PROBLEM DESCRIPTION: Output every entry exactly, from the first line to the last.

--- begin ---

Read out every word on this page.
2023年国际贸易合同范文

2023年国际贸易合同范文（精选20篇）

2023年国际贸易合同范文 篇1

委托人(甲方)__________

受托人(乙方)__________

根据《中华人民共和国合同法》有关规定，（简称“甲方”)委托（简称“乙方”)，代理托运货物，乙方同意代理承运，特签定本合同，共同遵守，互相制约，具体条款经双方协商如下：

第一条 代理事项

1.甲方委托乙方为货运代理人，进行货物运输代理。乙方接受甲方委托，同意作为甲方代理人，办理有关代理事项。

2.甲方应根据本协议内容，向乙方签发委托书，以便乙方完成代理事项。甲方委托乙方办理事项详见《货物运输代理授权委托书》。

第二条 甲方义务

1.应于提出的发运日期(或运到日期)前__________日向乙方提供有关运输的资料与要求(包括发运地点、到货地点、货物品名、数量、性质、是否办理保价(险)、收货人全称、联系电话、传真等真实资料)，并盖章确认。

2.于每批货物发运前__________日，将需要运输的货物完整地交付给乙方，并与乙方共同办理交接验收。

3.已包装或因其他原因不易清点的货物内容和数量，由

--- end ---

SOLUTION TO THIS PROBLEM:
Read out every word on this page.
2023年国际贸易合同范文

2023年国际贸易合同范文（精选20篇）

2023年国际贸易合同范文 篇1

委托人(甲方)__________

受托人(乙方)__________

根据《中华人民共和国合同法》有关规定，（简称“甲方”)委托（简称“乙方”)，代理托运货物，乙方同意代理承运，特签定本合同，共同遵守，互相制约，具体条款经双方协商如下：

第一条 代理事项

1.甲方委托乙方为货运代理人，进行货物运输代理。乙方接受甲方委托，同意作为甲方代理人，办理有关代理事项。

2.甲方应根据本协议内容，向乙方签发委托书，以便乙方完成代理事项。甲方委托乙方办理事项详见《货物运输代理授权委托书》。

第二条 甲方义务

1.应于提出的发运日期(或运到日期)前__________日向乙方提供有关运输的资料与要求(包括发运地点、到货地点、货物品名、数量、性质、是否办理保价(险)、收货人全称、联系电话、传真等真实资料)，并盖章确认。

2.于每批货物发运前__________日，将需要运输的货物完整地交付给乙方，并与乙方共同办理交接验收。

3.已包装或因其他原因不易清点的货物内容和数量，由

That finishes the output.